### Material provided

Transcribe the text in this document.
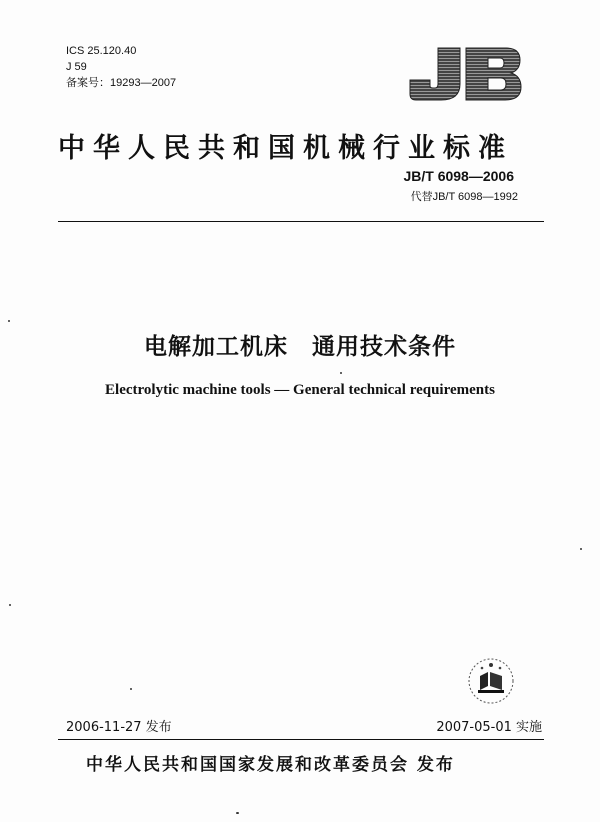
ICS 25.120.40
J 59
备案号：19293—2007
中华人民共和国机械行业标准
JB/T 6098—2006
代替JB/T 6098—1992
电解加工机床　通用技术条件
Electrolytic machine tools — General technical requirements
2006-11-27 发布	2007-05-01 实施
中华人民共和国国家发展和改革委员会 发布
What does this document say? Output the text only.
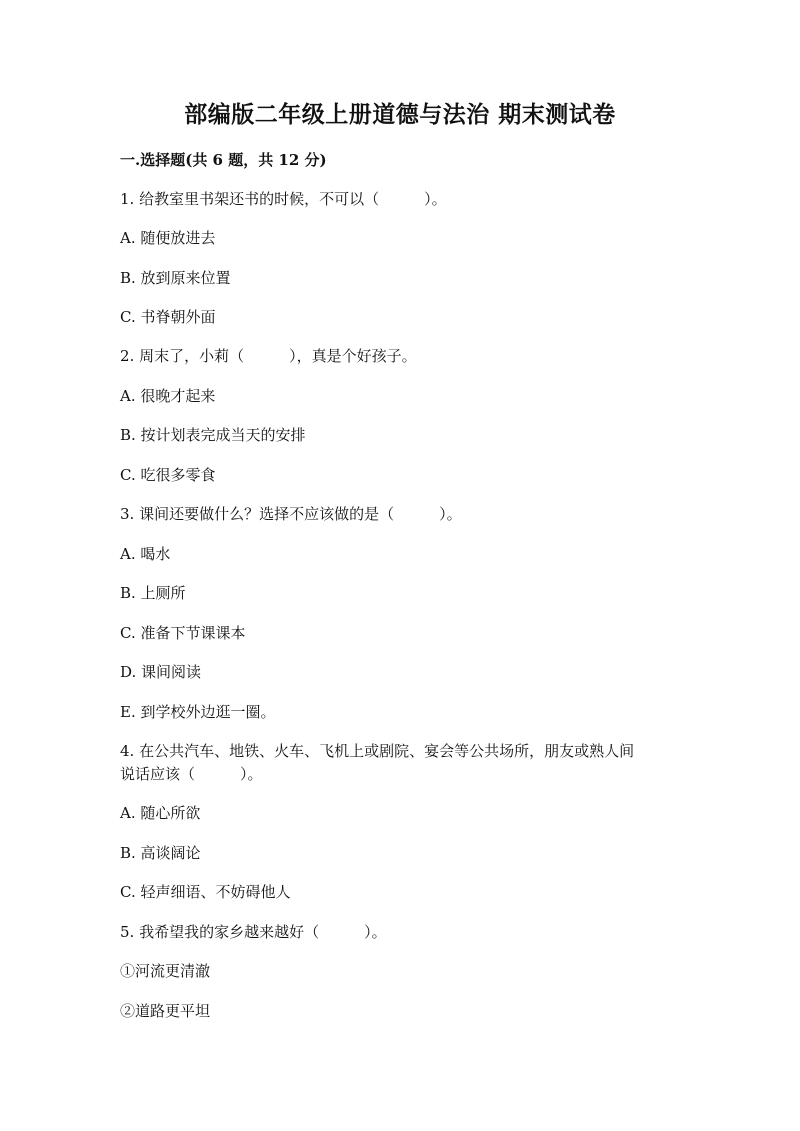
部编版二年级上册道德与法治 期末测试卷
一.选择题(共 6 题，共 12 分)
1. 给教室里书架还书的时候，不可以（　　　）。
A. 随便放进去
B. 放到原来位置
C. 书脊朝外面
2. 周末了，小莉（　　　），真是个好孩子。
A. 很晚才起来
B. 按计划表完成当天的安排
C. 吃很多零食
3. 课间还要做什么？选择不应该做的是（　　　）。
A. 喝水
B. 上厕所
C. 准备下节课课本
D. 课间阅读
E. 到学校外边逛一圈。
4. 在公共汽车、地铁、火车、飞机上或剧院、宴会等公共场所，朋友或熟人间
说话应该（　　　）。
A. 随心所欲
B. 高谈阔论
C. 轻声细语、不妨碍他人
5. 我希望我的家乡越来越好（　　　）。
①河流更清澈
②道路更平坦
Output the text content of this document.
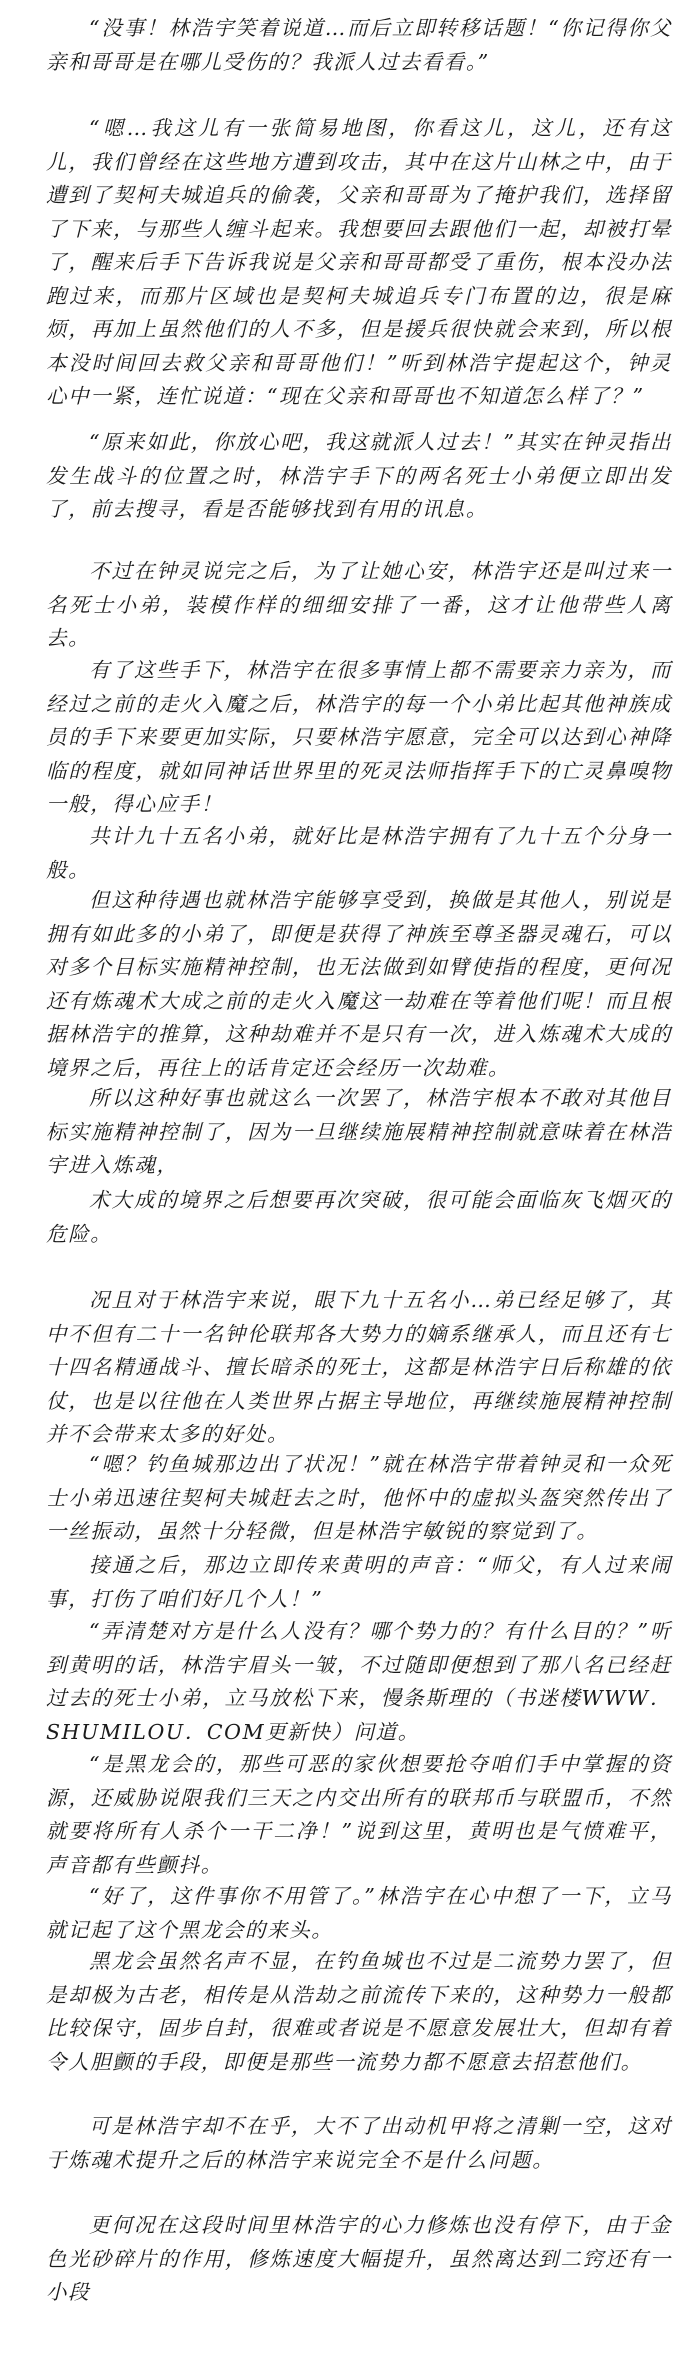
“没事！林浩宇笑着说道…而后立即转移话题！“你记得你父亲和哥哥是在哪儿受伤的？我派人过去看看。”

“嗯…我这儿有一张简易地图，你看这儿，这儿，还有这儿，我们曾经在这些地方遭到攻击，其中在这片山林之中，由于遭到了契柯夫城追兵的偷袭，父亲和哥哥为了掩护我们，选择留了下来，与那些人缠斗起来。我想要回去跟他们一起，却被打晕了，醒来后手下告诉我说是父亲和哥哥都受了重伤，根本没办法跑过来，而那片区域也是契柯夫城追兵专门布置的边，很是麻烦，再加上虽然他们的人不多，但是援兵很快就会来到，所以根本没时间回去救父亲和哥哥他们！”听到林浩宇提起这个，钟灵心中一紧，连忙说道：“现在父亲和哥哥也不知道怎么样了？”

“原来如此，你放心吧，我这就派人过去！”其实在钟灵指出发生战斗的位置之时，林浩宇手下的两名死士小弟便立即出发了，前去搜寻，看是否能够找到有用的讯息。

不过在钟灵说完之后，为了让她心安，林浩宇还是叫过来一名死士小弟，装模作样的细细安排了一番，这才让他带些人离去。

有了这些手下，林浩宇在很多事情上都不需要亲力亲为，而经过之前的走火入魔之后，林浩宇的每一个小弟比起其他神族成员的手下来要更加实际，只要林浩宇愿意，完全可以达到心神降临的程度，就如同神话世界里的死灵法师指挥手下的亡灵鼻嗅物一般，得心应手！

共计九十五名小弟，就好比是林浩宇拥有了九十五个分身一般。

但这种待遇也就林浩宇能够享受到，换做是其他人，别说是拥有如此多的小弟了，即便是获得了神族至尊圣器灵魂石，可以对多个目标实施精神控制，也无法做到如臂使指的程度，更何况还有炼魂术大成之前的走火入魔这一劫难在等着他们呢！而且根据林浩宇的推算，这种劫难并不是只有一次，进入炼魂术大成的境界之后，再往上的话肯定还会经历一次劫难。

所以这种好事也就这么一次罢了，林浩宇根本不敢对其他目标实施精神控制了，因为一旦继续施展精神控制就意味着在林浩宇进入炼魂，

术大成的境界之后想要再次突破，很可能会面临灰飞烟灭的危险。

况且对于林浩宇来说，眼下九十五名小…弟已经足够了，其中不但有二十一名钟伦联邦各大势力的嫡系继承人，而且还有七十四名精通战斗、擅长暗杀的死士，这都是林浩宇日后称雄的依仗，也是以往他在人类世界占据主导地位，再继续施展精神控制并不会带来太多的好处。

“嗯？钓鱼城那边出了状况！”就在林浩宇带着钟灵和一众死士小弟迅速往契柯夫城赶去之时，他怀中的虚拟头盔突然传出了一丝振动，虽然十分轻微，但是林浩宇敏锐的察觉到了。

接通之后，那边立即传来黄明的声音：“师父，有人过来闹事，打伤了咱们好几个人！”

“弄清楚对方是什么人没有？哪个势力的？有什么目的？”听到黄明的话，林浩宇眉头一皱，不过随即便想到了那八名已经赶过去的死士小弟，立马放松下来，慢条斯理的（书迷楼WWW．SHUMILOU．COM更新快）问道。

“是黑龙会的，那些可恶的家伙想要抢夺咱们手中掌握的资源，还威胁说限我们三天之内交出所有的联邦币与联盟币，不然就要将所有人杀个一干二净！”说到这里，黄明也是气愤难平，声音都有些颤抖。

“好了，这件事你不用管了。”林浩宇在心中想了一下，立马就记起了这个黑龙会的来头。

黑龙会虽然名声不显，在钓鱼城也不过是二流势力罢了，但是却极为古老，相传是从浩劫之前流传下来的，这种势力一般都比较保守，固步自封，很难或者说是不愿意发展壮大，但却有着令人胆颤的手段，即便是那些一流势力都不愿意去招惹他们。

可是林浩宇却不在乎，大不了出动机甲将之清剿一空，这对于炼魂术提升之后的林浩宇来说完全不是什么问题。

更何况在这段时间里林浩宇的心力修炼也没有停下，由于金色光砂碎片的作用，修炼速度大幅提升，虽然离达到二窍还有一小段
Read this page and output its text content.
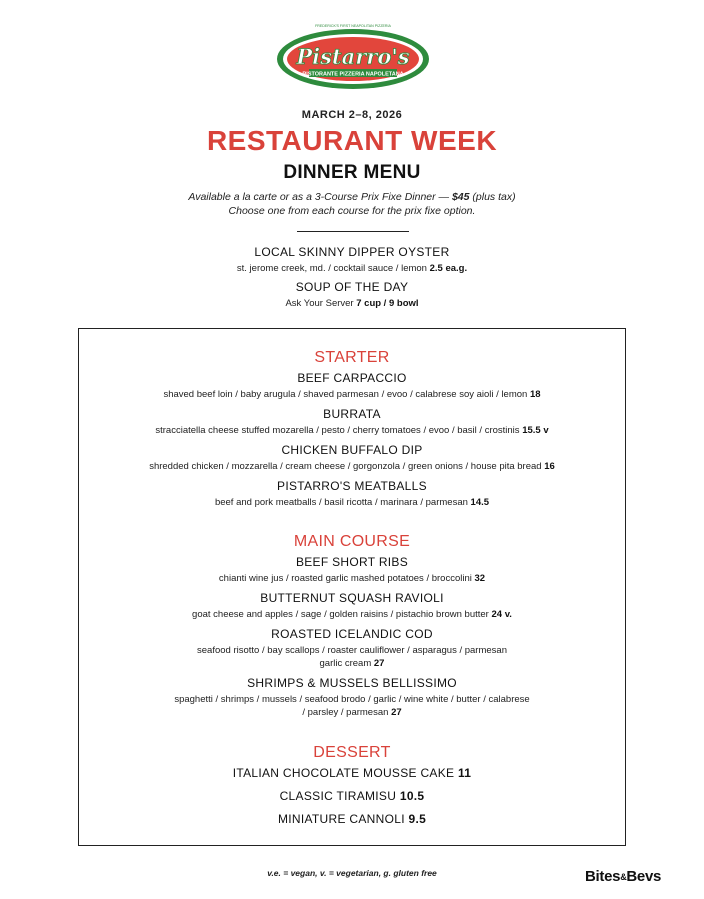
Pistarro's
RISTORANTE PIZZERIA NAPOLETANA
FREDERICK'S FIRST NEAPOLITAN PIZZERIA
MARCH 2–8, 2026
RESTAURANT WEEK
DINNER MENU
Available a la carte or as a 3-Course Prix Fixe Dinner — $45 (plus tax)
Choose one from each course for the prix fixe option.
LOCAL SKINNY DIPPER OYSTER
st. jerome creek, md. / cocktail sauce / lemon 2.5 ea.g.
SOUP OF THE DAY
Ask Your Server 7 cup / 9 bowl
STARTER
BEEF CARPACCIO
shaved beef loin / baby arugula / shaved parmesan / evoo / calabrese soy aioli / lemon 18
BURRATA
stracciatella cheese stuffed mozarella / pesto / cherry tomatoes / evoo / basil / crostinis 15.5 v
CHICKEN BUFFALO DIP
shredded chicken / mozzarella / cream cheese / gorgonzola / green onions / house pita bread 16
PISTARRO'S MEATBALLS
beef and pork meatballs / basil ricotta / marinara / parmesan 14.5
MAIN COURSE
BEEF SHORT RIBS
chianti wine jus / roasted garlic mashed potatoes / broccolini 32
BUTTERNUT SQUASH RAVIOLI
goat cheese and apples / sage / golden raisins / pistachio brown butter 24 v.
ROASTED ICELANDIC COD
seafood risotto / bay scallops / roaster cauliflower / asparagus / parmesan
garlic cream 27
SHRIMPS & MUSSELS BELLISSIMO
spaghetti / shrimps / mussels / seafood brodo / garlic / wine white / butter / calabrese
/ parsley / parmesan 27
DESSERT
ITALIAN CHOCOLATE MOUSSE CAKE 11
CLASSIC TIRAMISU 10.5
MINIATURE CANNOLI 9.5
v.e. = vegan, v. = vegetarian, g. gluten free	Bites&Bevs
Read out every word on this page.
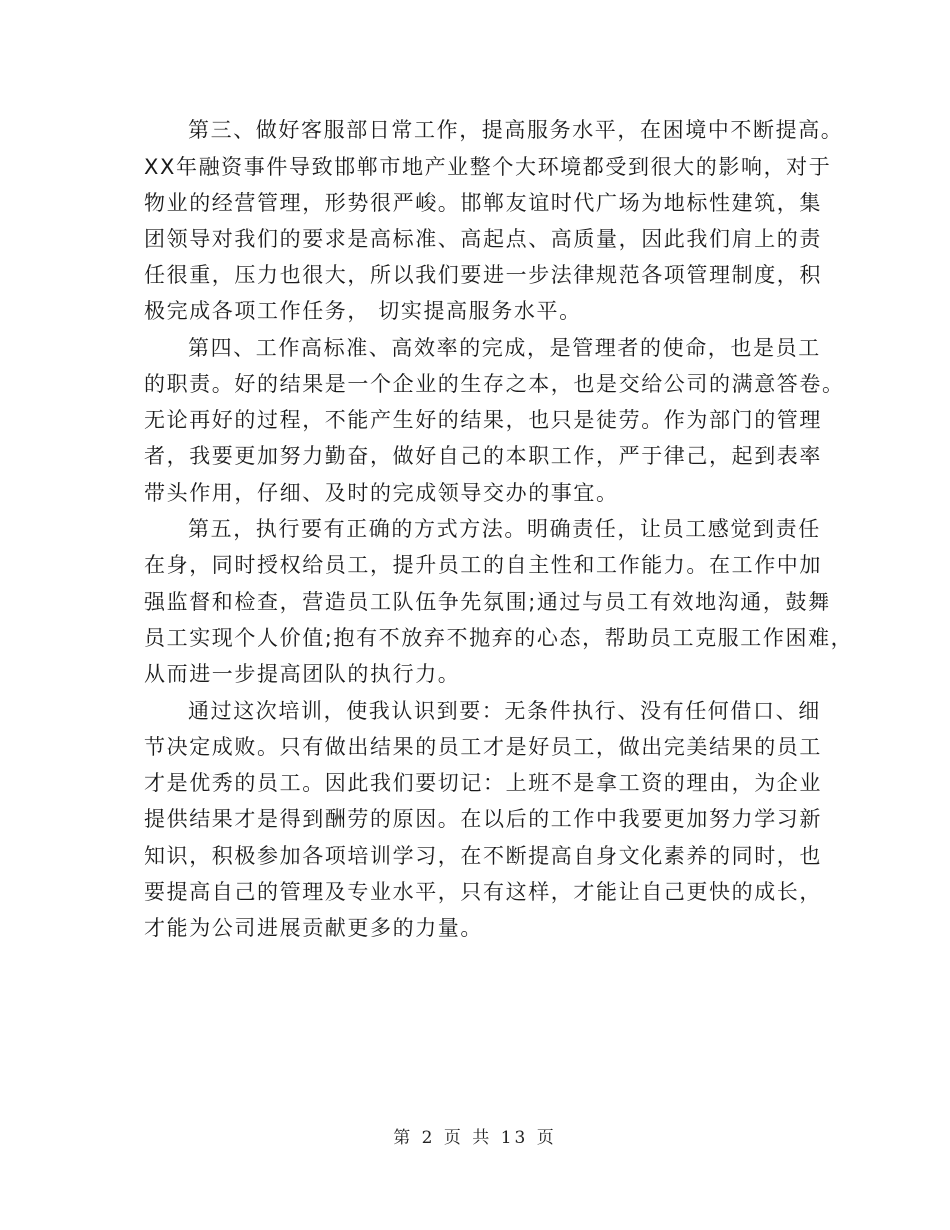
第三、做好客服部日常工作，提高服务水平，在困境中不断提高。
XX年融资事件导致邯郸市地产业整个大环境都受到很大的影响，对于
物业的经营管理，形势很严峻。邯郸友谊时代广场为地标性建筑，集
团领导对我们的要求是高标准、高起点、高质量，因此我们肩上的责
任很重，压力也很大，所以我们要进一步法律规范各项管理制度，积
极完成各项工作任务， 切实提高服务水平。
第四、工作高标准、高效率的完成，是管理者的使命，也是员工
的职责。好的结果是一个企业的生存之本，也是交给公司的满意答卷。
无论再好的过程，不能产生好的结果，也只是徒劳。作为部门的管理
者，我要更加努力勤奋，做好自己的本职工作，严于律己，起到表率
带头作用，仔细、及时的完成领导交办的事宜。
第五，执行要有正确的方式方法。明确责任，让员工感觉到责任
在身，同时授权给员工，提升员工的自主性和工作能力。在工作中加
强监督和检查，营造员工队伍争先氛围;通过与员工有效地沟通，鼓舞
员工实现个人价值;抱有不放弃不抛弃的心态，帮助员工克服工作困难，
从而进一步提高团队的执行力。
通过这次培训，使我认识到要：无条件执行、没有任何借口、细
节决定成败。只有做出结果的员工才是好员工，做出完美结果的员工
才是优秀的员工。因此我们要切记：上班不是拿工资的理由，为企业
提供结果才是得到酬劳的原因。在以后的工作中我要更加努力学习新
知识，积极参加各项培训学习，在不断提高自身文化素养的同时，也
要提高自己的管理及专业水平，只有这样，才能让自己更快的成长，
才能为公司进展贡献更多的力量。
第 2 页 共 13 页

### Written problem
Show all lines in the entries above where the word "content" appears.

### Response to this exercise
Output the text content of this document.
Read this page and output its text content.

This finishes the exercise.